Set problem:
Look for the word "color" in the entries below, then copy every line that has it.

━━ Working data

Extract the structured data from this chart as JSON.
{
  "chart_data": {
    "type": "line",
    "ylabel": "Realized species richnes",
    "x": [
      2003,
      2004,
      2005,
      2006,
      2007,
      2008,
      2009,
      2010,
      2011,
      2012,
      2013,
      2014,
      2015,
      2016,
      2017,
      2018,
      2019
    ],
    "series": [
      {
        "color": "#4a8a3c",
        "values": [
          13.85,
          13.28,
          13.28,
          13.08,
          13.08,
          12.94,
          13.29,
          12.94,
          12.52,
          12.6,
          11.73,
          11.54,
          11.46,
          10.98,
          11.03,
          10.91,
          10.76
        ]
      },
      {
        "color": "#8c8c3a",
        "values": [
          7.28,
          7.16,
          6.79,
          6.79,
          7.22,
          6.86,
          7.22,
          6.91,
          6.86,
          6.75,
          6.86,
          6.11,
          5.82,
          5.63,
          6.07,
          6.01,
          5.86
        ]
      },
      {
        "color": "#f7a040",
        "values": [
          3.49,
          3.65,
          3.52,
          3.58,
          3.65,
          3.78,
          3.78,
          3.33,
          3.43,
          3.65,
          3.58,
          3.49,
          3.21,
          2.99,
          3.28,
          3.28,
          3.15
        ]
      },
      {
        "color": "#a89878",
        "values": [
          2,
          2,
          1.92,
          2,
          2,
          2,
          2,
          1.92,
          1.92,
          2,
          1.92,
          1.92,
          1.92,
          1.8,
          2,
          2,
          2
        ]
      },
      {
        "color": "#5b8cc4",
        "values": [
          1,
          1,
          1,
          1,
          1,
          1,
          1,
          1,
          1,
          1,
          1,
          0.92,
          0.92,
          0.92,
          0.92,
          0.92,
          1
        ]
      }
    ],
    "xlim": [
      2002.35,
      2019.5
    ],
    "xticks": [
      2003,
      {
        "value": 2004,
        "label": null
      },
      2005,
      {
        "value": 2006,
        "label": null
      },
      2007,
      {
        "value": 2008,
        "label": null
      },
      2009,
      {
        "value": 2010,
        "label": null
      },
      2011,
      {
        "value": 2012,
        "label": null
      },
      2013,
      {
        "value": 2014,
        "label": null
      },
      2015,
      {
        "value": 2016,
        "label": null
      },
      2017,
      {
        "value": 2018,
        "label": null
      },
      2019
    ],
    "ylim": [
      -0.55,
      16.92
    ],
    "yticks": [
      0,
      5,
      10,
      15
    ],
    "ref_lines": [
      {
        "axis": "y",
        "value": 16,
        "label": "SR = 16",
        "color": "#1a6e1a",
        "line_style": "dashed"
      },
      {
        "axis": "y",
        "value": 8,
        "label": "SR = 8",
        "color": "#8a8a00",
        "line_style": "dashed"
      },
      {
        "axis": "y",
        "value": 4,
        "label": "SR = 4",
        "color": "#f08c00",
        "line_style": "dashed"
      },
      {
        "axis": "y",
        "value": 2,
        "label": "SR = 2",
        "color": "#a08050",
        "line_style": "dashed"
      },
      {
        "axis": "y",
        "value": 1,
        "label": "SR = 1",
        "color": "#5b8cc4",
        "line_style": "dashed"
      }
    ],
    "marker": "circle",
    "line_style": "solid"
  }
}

━━━━

Output:
        "color": "#4a8a3c",
        "color": "#8c8c3a",
        "color": "#f7a040",
        "color": "#a89878",
        "color": "#5b8cc4",
        "color": "#1a6e1a",
        "color": "#8a8a00",
        "color": "#f08c00",
        "color": "#a08050",
        "color": "#5b8cc4",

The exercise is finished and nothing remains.